__TASK DETAILS__
Find and copy each line of the records where the string "điểm" shows up.

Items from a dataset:
::::::

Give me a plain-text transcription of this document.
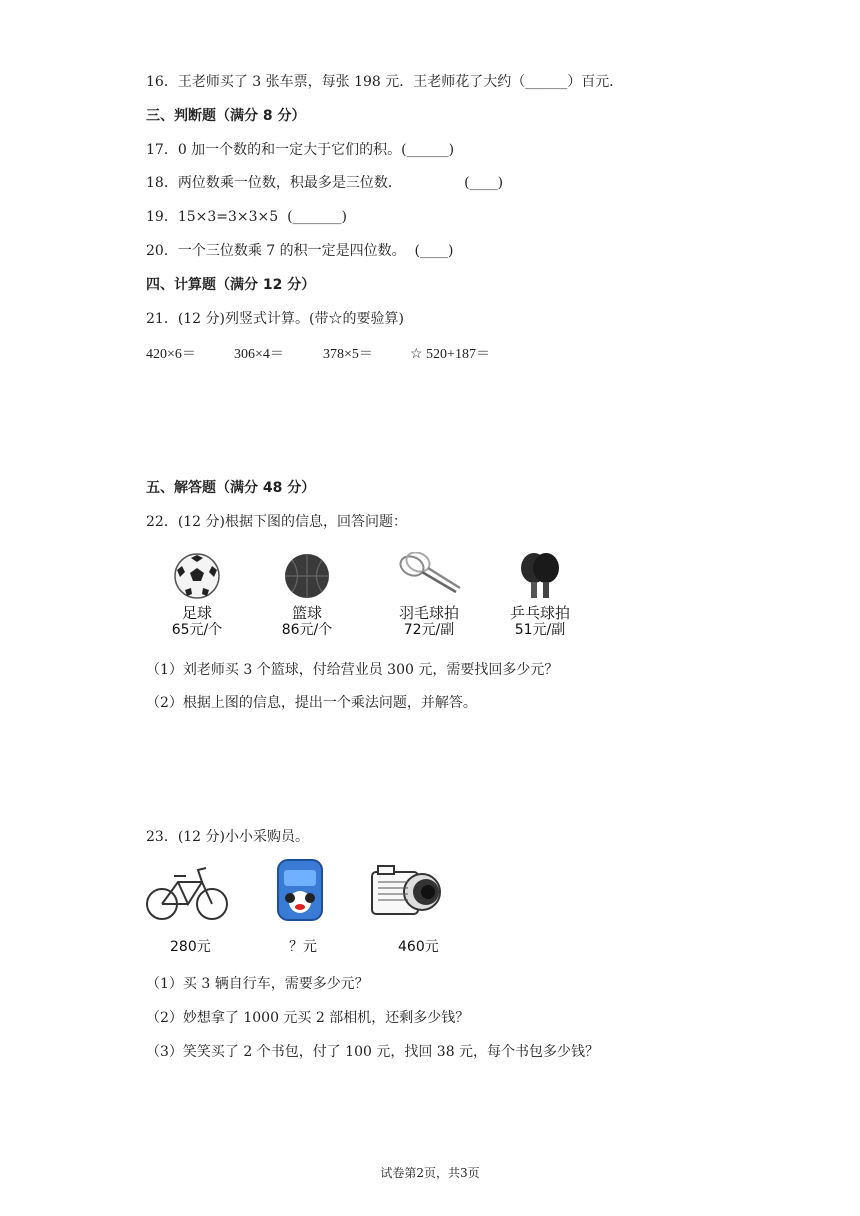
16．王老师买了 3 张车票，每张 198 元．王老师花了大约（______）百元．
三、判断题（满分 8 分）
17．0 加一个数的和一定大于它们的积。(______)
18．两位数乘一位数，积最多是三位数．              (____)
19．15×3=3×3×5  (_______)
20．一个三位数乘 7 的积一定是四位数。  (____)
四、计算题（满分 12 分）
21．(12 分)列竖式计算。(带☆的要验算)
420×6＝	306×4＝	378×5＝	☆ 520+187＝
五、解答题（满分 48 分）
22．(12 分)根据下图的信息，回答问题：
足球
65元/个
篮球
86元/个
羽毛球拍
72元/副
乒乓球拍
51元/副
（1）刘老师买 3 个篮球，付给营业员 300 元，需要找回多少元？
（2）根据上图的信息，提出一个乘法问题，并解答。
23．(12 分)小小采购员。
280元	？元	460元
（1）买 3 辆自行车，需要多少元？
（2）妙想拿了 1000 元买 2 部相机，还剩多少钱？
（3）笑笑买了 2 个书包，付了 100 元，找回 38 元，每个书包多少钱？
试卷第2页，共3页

::::::

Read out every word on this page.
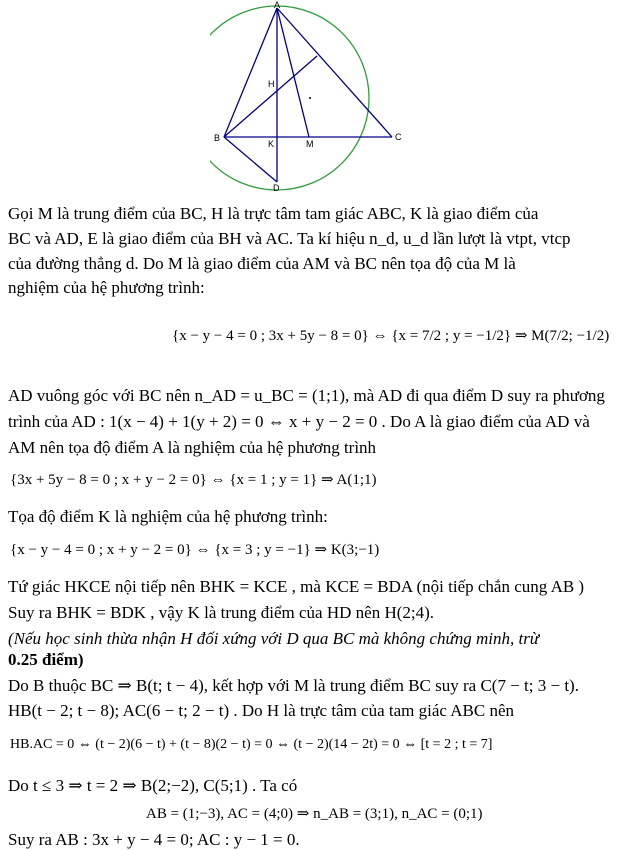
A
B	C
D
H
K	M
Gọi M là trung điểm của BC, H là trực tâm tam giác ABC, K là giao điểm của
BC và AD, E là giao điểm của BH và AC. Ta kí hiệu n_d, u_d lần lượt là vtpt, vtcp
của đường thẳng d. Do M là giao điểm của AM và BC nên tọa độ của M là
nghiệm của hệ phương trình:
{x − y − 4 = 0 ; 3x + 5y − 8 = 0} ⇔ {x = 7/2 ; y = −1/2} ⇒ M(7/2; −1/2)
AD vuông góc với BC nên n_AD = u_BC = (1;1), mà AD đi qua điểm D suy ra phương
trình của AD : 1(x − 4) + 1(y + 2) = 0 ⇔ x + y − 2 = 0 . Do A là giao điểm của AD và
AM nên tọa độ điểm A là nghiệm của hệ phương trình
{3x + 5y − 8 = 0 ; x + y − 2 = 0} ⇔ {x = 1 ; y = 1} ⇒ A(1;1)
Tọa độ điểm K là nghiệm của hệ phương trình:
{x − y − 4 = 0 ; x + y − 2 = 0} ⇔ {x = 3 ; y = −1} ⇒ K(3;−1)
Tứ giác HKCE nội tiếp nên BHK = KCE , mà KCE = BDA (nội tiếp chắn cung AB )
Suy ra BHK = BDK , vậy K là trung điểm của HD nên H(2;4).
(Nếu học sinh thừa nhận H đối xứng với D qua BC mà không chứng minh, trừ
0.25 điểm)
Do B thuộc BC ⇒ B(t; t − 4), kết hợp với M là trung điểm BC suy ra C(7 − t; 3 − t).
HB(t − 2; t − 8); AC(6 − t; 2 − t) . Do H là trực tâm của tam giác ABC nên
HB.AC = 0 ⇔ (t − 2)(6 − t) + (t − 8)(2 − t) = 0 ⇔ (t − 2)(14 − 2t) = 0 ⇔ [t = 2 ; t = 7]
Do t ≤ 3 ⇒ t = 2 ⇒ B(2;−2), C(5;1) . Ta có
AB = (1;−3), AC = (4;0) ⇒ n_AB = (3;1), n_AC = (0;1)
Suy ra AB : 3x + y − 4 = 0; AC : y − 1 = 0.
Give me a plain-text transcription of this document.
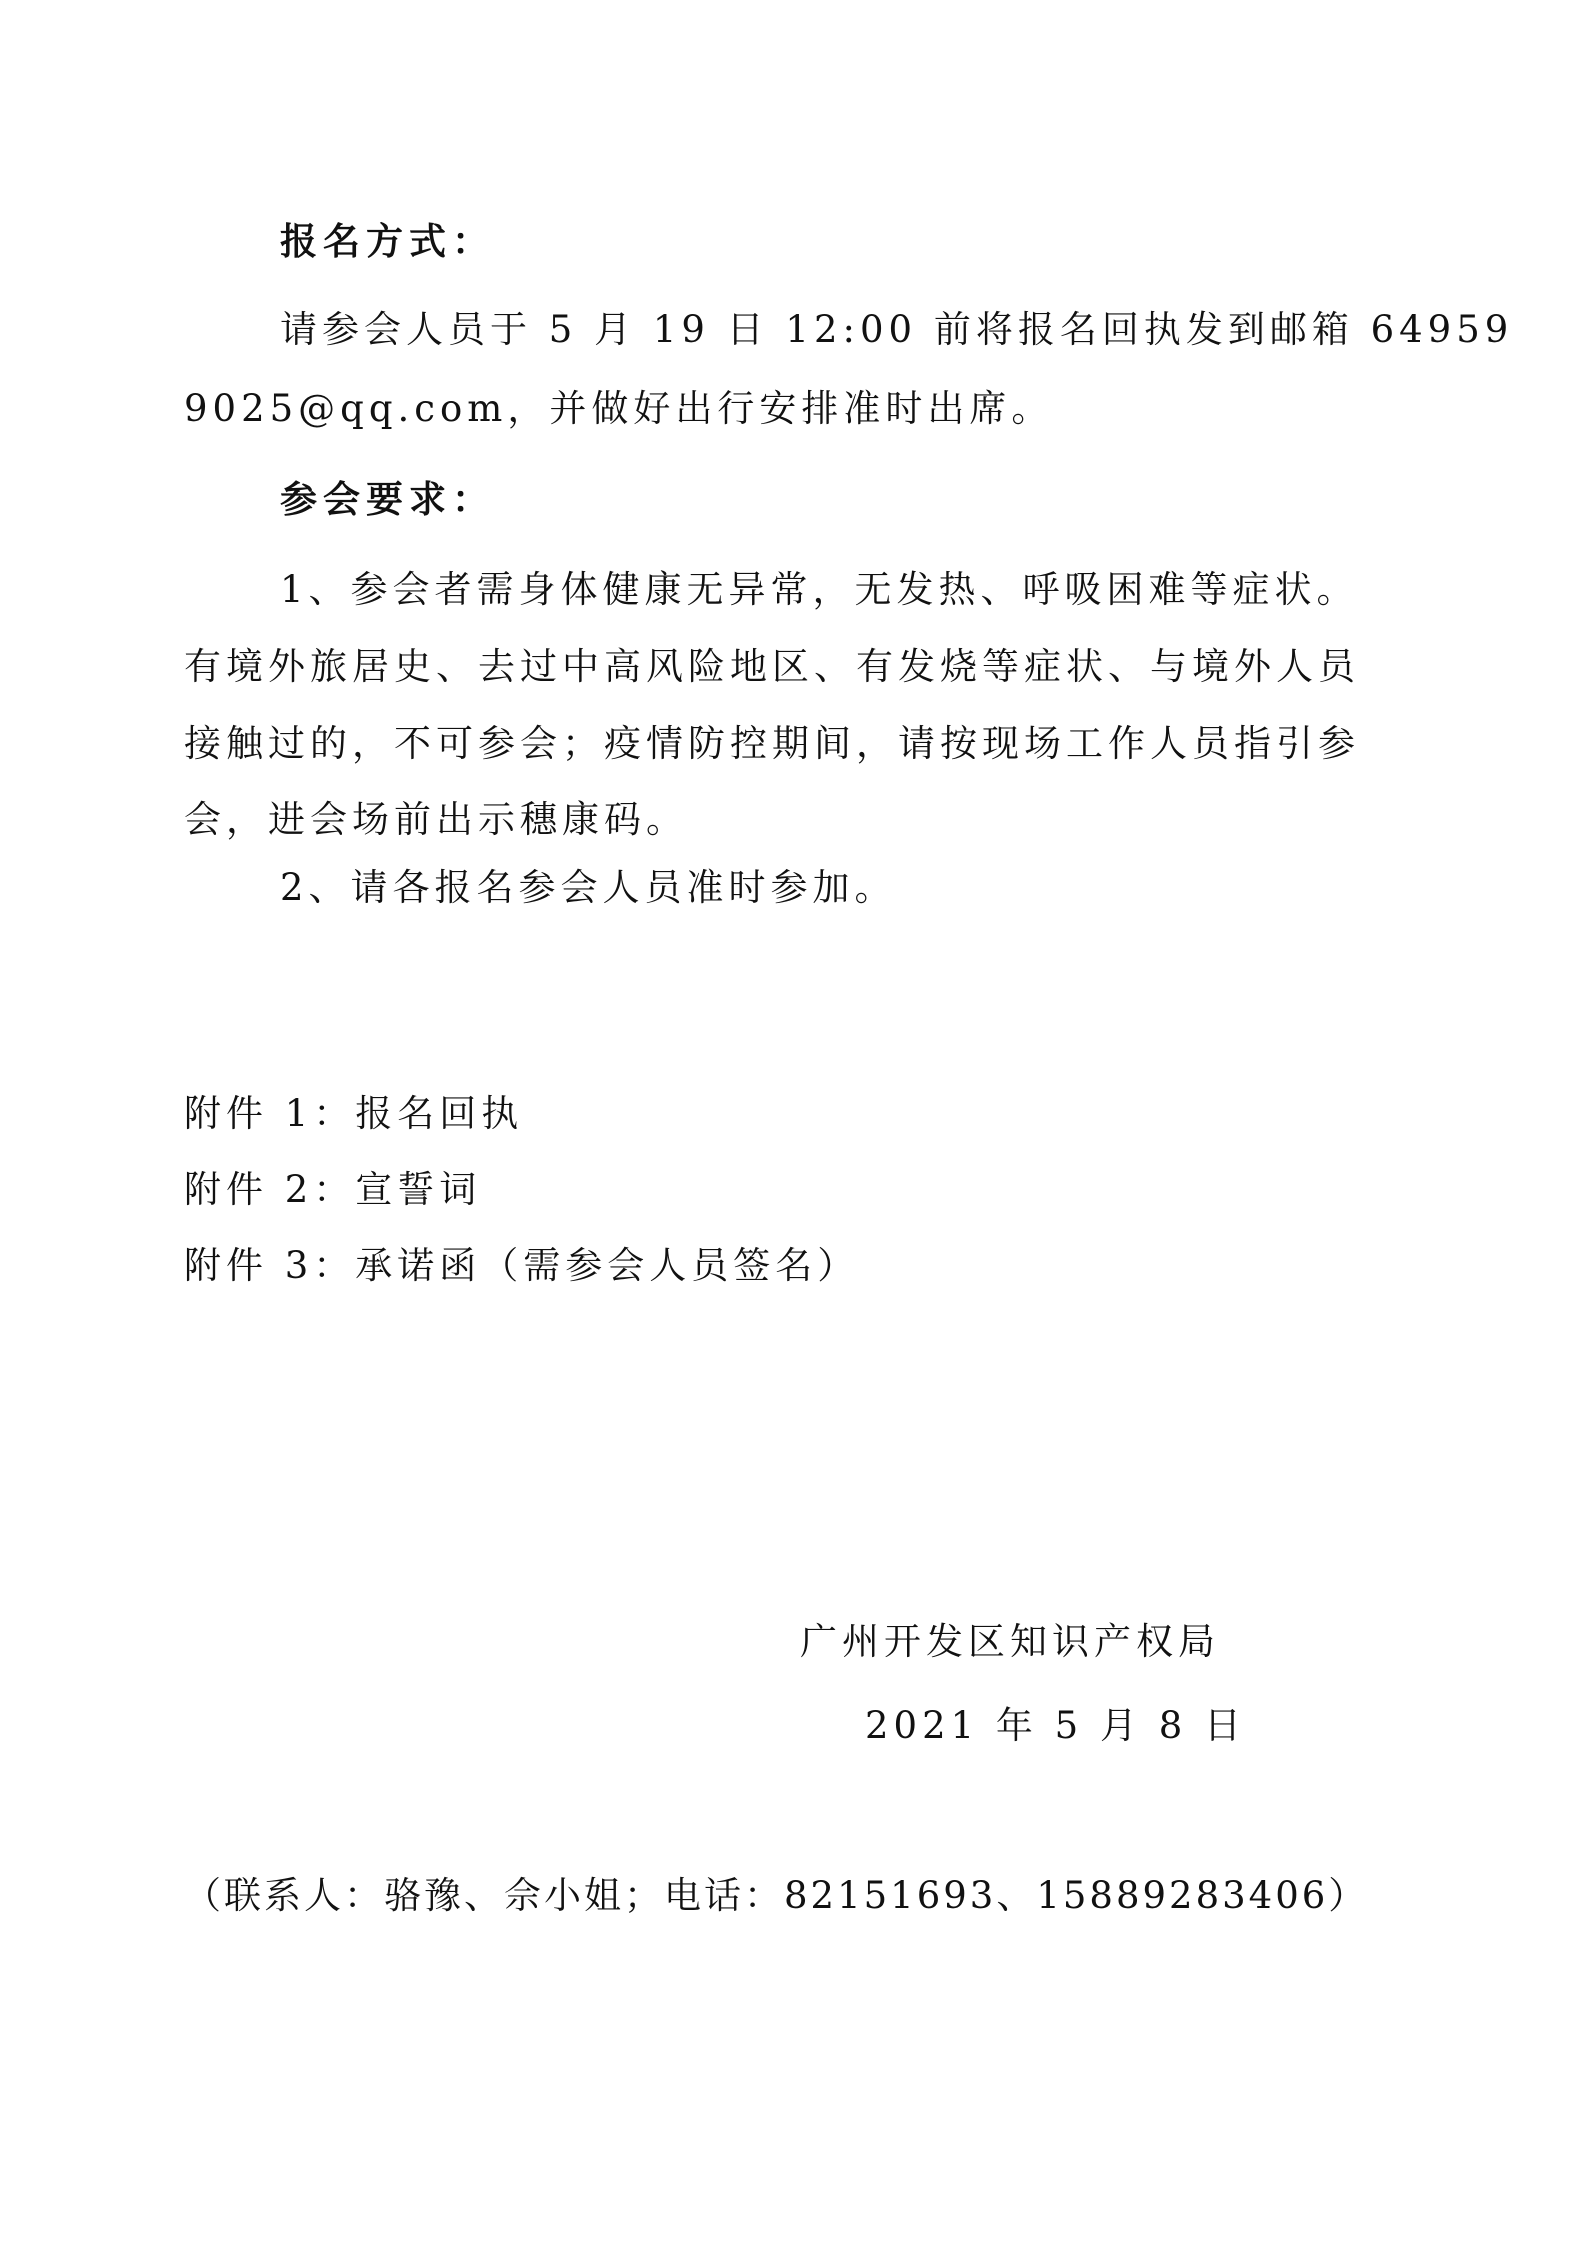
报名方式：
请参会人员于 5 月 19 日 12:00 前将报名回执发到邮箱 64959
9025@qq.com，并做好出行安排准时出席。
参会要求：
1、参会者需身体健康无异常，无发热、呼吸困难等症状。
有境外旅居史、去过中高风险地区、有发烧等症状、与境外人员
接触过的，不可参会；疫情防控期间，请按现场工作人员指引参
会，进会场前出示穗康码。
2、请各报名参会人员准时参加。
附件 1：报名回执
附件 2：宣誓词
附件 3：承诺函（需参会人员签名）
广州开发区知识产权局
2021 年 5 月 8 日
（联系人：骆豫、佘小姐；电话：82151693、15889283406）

::::::

__TASK OUTPUT__
Gọi M là trung điểm của BC, H là trực tâm tam giác ABC, K là giao điểm của
BC và AD, E là giao điểm của BH và AC. Ta kí hiệu n_d, u_d lần lượt là vtpt, vtcp
của đường thẳng d. Do M là giao điểm của AM và BC nên tọa độ của M là
AD vuông góc với BC nên n_AD = u_BC = (1;1), mà AD đi qua điểm D suy ra phương
trình của AD : 1(x − 4) + 1(y + 2) = 0 ⇔ x + y − 2 = 0 . Do A là giao điểm của AD và
AM nên tọa độ điểm A là nghiệm của hệ phương trình
Tọa độ điểm K là nghiệm của hệ phương trình:
Suy ra BHK = BDK , vậy K là trung điểm của HD nên H(2;4).
0.25 điểm)
Do B thuộc BC ⇒ B(t; t − 4), kết hợp với M là trung điểm BC suy ra C(7 − t; 3 − t).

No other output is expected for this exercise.